- [Exercise prompt]
The complete listing should be restated exactly.

Extracted records
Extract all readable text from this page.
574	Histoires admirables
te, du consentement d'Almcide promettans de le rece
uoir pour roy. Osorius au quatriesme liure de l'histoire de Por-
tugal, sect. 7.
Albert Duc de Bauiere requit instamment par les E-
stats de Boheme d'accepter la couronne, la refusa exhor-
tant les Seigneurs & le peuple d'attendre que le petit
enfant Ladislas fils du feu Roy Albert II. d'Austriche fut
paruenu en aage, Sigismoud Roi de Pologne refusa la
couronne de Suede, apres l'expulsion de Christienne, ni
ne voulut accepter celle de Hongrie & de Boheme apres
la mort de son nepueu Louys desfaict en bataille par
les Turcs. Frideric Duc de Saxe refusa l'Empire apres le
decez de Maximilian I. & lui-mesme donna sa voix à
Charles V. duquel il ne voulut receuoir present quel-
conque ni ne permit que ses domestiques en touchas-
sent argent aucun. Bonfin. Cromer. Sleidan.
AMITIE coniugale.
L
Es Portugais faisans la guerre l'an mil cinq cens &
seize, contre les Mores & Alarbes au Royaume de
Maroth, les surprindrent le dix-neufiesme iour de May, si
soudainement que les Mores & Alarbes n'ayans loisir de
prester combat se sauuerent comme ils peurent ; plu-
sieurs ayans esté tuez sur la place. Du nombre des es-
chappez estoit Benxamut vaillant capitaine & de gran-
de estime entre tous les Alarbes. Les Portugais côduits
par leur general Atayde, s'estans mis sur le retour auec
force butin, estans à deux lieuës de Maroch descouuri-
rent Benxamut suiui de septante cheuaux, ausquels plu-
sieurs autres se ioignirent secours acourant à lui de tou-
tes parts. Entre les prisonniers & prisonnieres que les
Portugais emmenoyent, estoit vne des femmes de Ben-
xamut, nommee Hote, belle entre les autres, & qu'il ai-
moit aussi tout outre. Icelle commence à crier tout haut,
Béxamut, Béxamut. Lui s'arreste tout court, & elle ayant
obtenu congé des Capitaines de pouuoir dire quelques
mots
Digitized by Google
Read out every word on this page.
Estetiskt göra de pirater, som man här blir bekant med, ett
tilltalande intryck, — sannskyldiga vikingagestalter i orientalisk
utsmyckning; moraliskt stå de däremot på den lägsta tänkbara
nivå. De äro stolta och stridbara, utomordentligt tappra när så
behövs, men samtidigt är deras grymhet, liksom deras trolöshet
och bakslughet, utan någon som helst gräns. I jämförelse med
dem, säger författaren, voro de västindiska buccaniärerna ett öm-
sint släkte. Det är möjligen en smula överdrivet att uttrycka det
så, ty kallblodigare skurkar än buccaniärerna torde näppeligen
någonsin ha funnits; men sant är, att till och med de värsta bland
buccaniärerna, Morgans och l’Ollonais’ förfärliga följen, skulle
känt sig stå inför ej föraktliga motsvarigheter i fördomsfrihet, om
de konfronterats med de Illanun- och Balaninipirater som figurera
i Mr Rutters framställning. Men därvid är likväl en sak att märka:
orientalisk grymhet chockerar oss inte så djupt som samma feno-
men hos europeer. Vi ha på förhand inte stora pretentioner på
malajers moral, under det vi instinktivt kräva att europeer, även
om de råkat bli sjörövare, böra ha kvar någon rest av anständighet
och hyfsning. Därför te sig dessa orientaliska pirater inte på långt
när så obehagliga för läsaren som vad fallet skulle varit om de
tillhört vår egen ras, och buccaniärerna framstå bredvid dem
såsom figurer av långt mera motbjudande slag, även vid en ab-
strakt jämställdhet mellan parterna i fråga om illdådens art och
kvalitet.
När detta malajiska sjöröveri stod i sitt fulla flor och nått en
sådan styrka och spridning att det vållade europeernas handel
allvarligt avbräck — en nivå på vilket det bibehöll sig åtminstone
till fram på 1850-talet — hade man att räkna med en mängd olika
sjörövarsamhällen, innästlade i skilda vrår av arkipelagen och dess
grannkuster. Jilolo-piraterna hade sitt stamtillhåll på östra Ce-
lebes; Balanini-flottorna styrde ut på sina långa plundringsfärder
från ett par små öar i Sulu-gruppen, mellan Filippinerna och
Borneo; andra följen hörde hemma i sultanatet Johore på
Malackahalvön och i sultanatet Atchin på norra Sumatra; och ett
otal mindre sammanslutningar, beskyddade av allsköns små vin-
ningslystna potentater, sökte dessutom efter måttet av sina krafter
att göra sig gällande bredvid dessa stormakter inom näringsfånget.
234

- [Output of the task]
Extract all readable text from this page.
574	Histoires admirables
te, du consentement d'Almcide promettans de le rece
uoir pour roy. Osorius au quatriesme liure de l'histoire de Por-
tugal, sect. 7.
Albert Duc de Bauiere requit instamment par les E-
stats de Boheme d'accepter la couronne, la refusa exhor-
tant les Seigneurs & le peuple d'attendre que le petit
enfant Ladislas fils du feu Roy Albert II. d'Austriche fut
paruenu en aage, Sigismoud Roi de Pologne refusa la
couronne de Suede, apres l'expulsion de Christienne, ni
ne voulut accepter celle de Hongrie & de Boheme apres
la mort de son nepueu Louys desfaict en bataille par
les Turcs. Frideric Duc de Saxe refusa l'Empire apres le
decez de Maximilian I. & lui-mesme donna sa voix à
Charles V. duquel il ne voulut receuoir present quel-
conque ni ne permit que ses domestiques en touchas-
sent argent aucun. Bonfin. Cromer. Sleidan.
AMITIE coniugale.
L
Es Portugais faisans la guerre l'an mil cinq cens &
seize, contre les Mores & Alarbes au Royaume de
Maroth, les surprindrent le dix-neufiesme iour de May, si
soudainement que les Mores & Alarbes n'ayans loisir de
prester combat se sauuerent comme ils peurent ; plu-
sieurs ayans esté tuez sur la place. Du nombre des es-
chappez estoit Benxamut vaillant capitaine & de gran-
de estime entre tous les Alarbes. Les Portugais côduits
par leur general Atayde, s'estans mis sur le retour auec
force butin, estans à deux lieuës de Maroch descouuri-
rent Benxamut suiui de septante cheuaux, ausquels plu-
sieurs autres se ioignirent secours acourant à lui de tou-
tes parts. Entre les prisonniers & prisonnieres que les
Portugais emmenoyent, estoit vne des femmes de Ben-
xamut, nommee Hote, belle entre les autres, & qu'il ai-
moit aussi tout outre. Icelle commence à crier tout haut,
Béxamut, Béxamut. Lui s'arreste tout court, & elle ayant
obtenu congé des Capitaines de pouuoir dire quelques
mots
Digitized by Google
Read out every word on this page.
Estetiskt göra de pirater, som man här blir bekant med, ett
tilltalande intryck, — sannskyldiga vikingagestalter i orientalisk
utsmyckning; moraliskt stå de däremot på den lägsta tänkbara
nivå. De äro stolta och stridbara, utomordentligt tappra när så
behövs, men samtidigt är deras grymhet, liksom deras trolöshet
och bakslughet, utan någon som helst gräns. I jämförelse med
dem, säger författaren, voro de västindiska buccaniärerna ett öm-
sint släkte. Det är möjligen en smula överdrivet att uttrycka det
så, ty kallblodigare skurkar än buccaniärerna torde näppeligen
någonsin ha funnits; men sant är, att till och med de värsta bland
buccaniärerna, Morgans och l’Ollonais’ förfärliga följen, skulle
känt sig stå inför ej föraktliga motsvarigheter i fördomsfrihet, om
de konfronterats med de Illanun- och Balaninipirater som figurera
i Mr Rutters framställning. Men därvid är likväl en sak att märka:
orientalisk grymhet chockerar oss inte så djupt som samma feno-
men hos europeer. Vi ha på förhand inte stora pretentioner på
malajers moral, under det vi instinktivt kräva att europeer, även
om de råkat bli sjörövare, böra ha kvar någon rest av anständighet
och hyfsning. Därför te sig dessa orientaliska pirater inte på långt
när så obehagliga för läsaren som vad fallet skulle varit om de
tillhört vår egen ras, och buccaniärerna framstå bredvid dem
såsom figurer av långt mera motbjudande slag, även vid en ab-
strakt jämställdhet mellan parterna i fråga om illdådens art och
kvalitet.
När detta malajiska sjöröveri stod i sitt fulla flor och nått en
sådan styrka och spridning att det vållade europeernas handel
allvarligt avbräck — en nivå på vilket det bibehöll sig åtminstone
till fram på 1850-talet — hade man att räkna med en mängd olika
sjörövarsamhällen, innästlade i skilda vrår av arkipelagen och dess
grannkuster. Jilolo-piraterna hade sitt stamtillhåll på östra Ce-
lebes; Balanini-flottorna styrde ut på sina långa plundringsfärder
från ett par små öar i Sulu-gruppen, mellan Filippinerna och
Borneo; andra följen hörde hemma i sultanatet Johore på
Malackahalvön och i sultanatet Atchin på norra Sumatra; och ett
otal mindre sammanslutningar, beskyddade av allsköns små vin-
ningslystna potentater, sökte dessutom efter måttet av sina krafter
att göra sig gällande bredvid dessa stormakter inom näringsfånget.
234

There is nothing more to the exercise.